Element and box listings:
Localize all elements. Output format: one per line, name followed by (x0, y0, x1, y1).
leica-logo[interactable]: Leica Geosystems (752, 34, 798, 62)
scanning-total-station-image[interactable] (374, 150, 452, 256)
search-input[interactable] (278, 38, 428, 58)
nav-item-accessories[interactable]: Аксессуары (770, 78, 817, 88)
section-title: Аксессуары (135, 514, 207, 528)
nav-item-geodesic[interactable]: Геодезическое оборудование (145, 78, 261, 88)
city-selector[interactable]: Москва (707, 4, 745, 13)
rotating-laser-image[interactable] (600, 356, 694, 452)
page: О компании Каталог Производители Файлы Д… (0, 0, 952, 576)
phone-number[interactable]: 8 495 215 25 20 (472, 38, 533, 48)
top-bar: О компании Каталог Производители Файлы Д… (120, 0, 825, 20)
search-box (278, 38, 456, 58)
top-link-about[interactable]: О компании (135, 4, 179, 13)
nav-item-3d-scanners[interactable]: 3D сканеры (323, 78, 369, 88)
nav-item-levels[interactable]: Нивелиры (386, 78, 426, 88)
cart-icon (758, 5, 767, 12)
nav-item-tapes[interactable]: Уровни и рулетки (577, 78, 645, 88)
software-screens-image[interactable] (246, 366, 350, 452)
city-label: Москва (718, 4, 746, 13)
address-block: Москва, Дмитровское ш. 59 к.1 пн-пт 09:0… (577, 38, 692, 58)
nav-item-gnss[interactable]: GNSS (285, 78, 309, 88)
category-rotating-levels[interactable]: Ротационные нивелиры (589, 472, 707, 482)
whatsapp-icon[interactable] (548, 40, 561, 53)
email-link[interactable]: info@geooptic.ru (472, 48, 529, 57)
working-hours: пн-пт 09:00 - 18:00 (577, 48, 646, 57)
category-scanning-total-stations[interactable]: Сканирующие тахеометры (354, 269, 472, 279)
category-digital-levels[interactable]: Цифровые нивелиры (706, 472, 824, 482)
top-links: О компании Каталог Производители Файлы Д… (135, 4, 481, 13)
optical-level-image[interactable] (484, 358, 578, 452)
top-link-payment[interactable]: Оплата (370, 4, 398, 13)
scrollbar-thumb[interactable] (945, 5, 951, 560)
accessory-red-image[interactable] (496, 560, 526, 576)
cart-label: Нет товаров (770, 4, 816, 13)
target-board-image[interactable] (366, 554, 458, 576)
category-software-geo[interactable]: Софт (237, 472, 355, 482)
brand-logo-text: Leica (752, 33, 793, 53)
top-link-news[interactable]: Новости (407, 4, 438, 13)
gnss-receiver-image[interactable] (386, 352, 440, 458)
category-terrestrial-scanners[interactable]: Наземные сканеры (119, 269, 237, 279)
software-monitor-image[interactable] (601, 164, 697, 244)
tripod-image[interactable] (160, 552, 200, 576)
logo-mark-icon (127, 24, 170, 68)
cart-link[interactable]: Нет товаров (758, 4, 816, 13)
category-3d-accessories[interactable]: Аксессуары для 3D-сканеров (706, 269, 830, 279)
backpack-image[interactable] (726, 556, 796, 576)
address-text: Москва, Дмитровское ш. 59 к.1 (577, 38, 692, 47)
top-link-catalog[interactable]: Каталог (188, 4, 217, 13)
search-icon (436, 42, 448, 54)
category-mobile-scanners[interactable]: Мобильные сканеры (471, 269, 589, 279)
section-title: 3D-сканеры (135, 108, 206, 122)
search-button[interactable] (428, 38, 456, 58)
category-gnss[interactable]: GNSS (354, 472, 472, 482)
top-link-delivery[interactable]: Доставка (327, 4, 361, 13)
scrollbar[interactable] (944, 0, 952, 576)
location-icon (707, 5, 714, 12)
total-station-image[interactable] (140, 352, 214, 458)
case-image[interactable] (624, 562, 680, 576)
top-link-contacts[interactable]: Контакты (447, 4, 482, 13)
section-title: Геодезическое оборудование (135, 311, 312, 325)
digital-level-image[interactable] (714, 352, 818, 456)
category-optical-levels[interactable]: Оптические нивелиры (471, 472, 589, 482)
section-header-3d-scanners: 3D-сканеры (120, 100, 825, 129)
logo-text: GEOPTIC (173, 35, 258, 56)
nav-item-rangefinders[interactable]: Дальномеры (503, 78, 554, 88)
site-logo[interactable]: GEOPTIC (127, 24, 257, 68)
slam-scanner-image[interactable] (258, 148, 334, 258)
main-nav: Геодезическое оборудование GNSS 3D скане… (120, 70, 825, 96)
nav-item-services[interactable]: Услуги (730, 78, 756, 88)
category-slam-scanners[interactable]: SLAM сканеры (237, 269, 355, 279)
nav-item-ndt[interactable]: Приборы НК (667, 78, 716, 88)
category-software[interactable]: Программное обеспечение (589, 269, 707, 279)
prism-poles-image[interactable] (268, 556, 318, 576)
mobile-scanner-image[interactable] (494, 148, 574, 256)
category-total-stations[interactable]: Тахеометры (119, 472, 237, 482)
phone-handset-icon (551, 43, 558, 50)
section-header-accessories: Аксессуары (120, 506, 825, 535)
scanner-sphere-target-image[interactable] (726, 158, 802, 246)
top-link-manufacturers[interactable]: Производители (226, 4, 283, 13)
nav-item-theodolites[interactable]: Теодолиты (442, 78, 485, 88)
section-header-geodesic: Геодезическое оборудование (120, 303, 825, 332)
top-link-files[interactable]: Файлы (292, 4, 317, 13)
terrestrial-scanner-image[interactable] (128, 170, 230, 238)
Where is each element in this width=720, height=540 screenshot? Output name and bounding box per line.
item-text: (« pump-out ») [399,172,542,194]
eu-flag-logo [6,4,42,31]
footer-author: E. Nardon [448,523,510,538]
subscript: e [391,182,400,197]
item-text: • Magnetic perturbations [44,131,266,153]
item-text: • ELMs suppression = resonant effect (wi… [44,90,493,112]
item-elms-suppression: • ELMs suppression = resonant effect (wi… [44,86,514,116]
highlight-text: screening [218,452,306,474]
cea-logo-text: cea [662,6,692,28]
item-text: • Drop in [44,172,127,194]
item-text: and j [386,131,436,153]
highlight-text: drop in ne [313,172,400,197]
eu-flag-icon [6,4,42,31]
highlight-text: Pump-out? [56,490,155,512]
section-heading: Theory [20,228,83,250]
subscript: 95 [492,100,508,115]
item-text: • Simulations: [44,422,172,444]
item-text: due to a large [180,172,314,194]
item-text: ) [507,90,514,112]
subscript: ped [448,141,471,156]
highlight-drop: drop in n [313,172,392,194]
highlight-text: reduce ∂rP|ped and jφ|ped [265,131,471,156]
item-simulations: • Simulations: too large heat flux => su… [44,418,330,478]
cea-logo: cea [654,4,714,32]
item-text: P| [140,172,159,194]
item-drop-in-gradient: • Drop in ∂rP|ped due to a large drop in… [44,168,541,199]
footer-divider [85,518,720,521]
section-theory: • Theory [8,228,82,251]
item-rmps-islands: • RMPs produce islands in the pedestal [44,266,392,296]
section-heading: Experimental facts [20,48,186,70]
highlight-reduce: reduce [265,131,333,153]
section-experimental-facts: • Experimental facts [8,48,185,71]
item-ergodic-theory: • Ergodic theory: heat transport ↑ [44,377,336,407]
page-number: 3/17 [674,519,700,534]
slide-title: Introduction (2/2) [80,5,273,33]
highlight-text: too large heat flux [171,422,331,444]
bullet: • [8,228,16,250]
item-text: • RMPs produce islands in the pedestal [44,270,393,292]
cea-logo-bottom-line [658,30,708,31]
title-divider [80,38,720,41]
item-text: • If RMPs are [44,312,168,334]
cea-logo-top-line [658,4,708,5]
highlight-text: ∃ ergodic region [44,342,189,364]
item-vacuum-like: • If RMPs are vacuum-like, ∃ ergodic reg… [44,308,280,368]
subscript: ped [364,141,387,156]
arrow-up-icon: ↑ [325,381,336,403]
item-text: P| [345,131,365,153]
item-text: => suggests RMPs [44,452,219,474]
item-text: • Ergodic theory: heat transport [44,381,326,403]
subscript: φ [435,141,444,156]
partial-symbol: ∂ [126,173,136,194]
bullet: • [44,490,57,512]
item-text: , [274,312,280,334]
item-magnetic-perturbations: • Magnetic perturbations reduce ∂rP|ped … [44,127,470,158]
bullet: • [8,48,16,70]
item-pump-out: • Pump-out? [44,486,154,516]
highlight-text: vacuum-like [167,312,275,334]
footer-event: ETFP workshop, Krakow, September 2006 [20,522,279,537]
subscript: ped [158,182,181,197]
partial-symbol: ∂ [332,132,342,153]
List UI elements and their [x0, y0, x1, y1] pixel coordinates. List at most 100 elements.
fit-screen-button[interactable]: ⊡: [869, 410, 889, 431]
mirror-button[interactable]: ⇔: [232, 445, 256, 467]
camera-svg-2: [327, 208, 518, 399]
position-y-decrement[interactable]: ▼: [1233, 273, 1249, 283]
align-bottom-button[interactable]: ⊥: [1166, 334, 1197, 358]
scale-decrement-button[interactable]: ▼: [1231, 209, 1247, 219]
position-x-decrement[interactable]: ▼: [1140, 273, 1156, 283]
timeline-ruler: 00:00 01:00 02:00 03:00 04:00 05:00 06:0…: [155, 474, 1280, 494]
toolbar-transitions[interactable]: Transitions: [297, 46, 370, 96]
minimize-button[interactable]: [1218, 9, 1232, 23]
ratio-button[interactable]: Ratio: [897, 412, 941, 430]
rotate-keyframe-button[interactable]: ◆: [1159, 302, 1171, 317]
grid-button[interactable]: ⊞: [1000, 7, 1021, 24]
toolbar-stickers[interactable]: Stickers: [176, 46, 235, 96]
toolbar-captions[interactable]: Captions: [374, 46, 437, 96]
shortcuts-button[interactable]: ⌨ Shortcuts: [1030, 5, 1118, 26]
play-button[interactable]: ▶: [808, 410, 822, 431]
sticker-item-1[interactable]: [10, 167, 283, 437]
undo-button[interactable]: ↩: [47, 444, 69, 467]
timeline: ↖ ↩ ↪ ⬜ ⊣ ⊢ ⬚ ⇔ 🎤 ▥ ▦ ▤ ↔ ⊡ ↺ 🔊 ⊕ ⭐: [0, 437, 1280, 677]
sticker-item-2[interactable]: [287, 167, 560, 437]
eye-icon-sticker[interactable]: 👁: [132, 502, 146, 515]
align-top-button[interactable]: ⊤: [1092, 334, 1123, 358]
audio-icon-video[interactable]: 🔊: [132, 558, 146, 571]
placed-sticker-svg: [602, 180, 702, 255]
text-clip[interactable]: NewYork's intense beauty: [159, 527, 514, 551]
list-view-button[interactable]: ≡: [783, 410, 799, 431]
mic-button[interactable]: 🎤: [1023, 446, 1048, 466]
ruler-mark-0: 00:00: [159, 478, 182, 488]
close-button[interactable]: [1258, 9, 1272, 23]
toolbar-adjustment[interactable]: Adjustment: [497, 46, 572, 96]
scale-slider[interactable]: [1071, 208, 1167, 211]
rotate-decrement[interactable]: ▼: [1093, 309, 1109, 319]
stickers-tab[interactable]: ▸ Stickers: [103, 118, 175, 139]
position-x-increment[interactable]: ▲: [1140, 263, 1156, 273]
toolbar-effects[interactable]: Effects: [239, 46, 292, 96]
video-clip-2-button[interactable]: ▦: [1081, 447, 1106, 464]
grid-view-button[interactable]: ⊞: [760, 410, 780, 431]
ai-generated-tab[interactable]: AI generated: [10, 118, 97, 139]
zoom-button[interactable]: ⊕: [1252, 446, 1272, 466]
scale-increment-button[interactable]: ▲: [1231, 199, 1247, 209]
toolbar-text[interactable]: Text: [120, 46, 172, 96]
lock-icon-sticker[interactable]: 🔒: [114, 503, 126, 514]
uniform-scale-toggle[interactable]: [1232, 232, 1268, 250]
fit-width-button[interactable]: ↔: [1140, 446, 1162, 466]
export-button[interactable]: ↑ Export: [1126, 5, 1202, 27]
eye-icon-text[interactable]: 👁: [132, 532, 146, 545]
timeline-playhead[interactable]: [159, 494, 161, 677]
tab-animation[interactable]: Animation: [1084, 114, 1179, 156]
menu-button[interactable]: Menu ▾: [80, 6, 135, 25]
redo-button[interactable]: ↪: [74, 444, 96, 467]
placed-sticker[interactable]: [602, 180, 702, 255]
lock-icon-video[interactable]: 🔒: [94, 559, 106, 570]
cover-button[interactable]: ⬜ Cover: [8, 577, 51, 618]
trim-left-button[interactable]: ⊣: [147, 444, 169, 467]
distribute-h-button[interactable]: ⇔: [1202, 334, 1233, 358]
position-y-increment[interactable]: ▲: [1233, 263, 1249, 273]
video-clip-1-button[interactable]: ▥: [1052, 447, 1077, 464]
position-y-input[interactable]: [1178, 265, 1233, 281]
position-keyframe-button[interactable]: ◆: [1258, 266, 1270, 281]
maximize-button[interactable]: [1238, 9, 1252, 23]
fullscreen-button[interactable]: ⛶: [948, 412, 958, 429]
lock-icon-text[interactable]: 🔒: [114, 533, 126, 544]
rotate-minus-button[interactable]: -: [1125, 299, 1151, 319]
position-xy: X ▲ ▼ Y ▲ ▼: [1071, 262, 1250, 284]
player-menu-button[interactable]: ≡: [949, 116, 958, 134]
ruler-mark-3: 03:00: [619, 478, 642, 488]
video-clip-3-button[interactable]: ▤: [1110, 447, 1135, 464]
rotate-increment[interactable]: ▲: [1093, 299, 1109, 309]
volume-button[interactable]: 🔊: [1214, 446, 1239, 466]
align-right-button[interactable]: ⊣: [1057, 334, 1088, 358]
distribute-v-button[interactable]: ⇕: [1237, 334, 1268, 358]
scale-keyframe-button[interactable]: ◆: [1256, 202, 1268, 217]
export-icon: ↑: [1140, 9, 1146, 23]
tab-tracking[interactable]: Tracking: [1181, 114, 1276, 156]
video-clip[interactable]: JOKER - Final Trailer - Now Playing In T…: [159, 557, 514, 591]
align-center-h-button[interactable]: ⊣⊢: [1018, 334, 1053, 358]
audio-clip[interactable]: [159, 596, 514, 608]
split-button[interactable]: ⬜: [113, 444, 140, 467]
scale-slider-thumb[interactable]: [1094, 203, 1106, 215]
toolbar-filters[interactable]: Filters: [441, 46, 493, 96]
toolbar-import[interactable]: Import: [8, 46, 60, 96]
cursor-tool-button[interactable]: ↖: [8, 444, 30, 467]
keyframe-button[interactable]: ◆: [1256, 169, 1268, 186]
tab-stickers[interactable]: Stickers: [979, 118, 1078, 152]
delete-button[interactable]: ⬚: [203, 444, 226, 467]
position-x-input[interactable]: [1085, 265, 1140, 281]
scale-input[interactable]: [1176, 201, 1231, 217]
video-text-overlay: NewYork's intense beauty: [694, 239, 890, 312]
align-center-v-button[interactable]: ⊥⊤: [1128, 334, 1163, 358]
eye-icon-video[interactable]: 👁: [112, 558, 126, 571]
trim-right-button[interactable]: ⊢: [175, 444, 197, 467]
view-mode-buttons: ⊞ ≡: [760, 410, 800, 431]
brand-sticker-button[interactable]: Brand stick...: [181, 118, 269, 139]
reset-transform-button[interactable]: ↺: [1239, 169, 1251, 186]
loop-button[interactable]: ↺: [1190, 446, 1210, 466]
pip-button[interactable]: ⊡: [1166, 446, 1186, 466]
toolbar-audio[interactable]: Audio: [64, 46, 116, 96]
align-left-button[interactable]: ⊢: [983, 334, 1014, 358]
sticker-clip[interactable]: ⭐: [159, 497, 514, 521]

Stated problem: Recast the stretch of the records from the start through the line containing "nav-item-geodesic[interactable]: Геодезическое оборудование" as a JSON list of strings, one string per line.

Exercise output:
[
  "Localize all elements. Output format: one per line, name followed by (x0, y0, x1, y1).",
  "leica-logo[interactable]: Leica Geosystems (752, 34, 798, 62)",
  "scanning-total-station-image[interactable] (374, 150, 452, 256)",
  "search-input[interactable] (278, 38, 428, 58)",
  "nav-item-accessories[interactable]: Аксессуары (770, 78, 817, 88)",
  "section-title: Аксессуары (135, 514, 207, 528)",
  "nav-item-geodesic[interactable]: Геодезическое оборудование (145, 78, 261, 88)"
]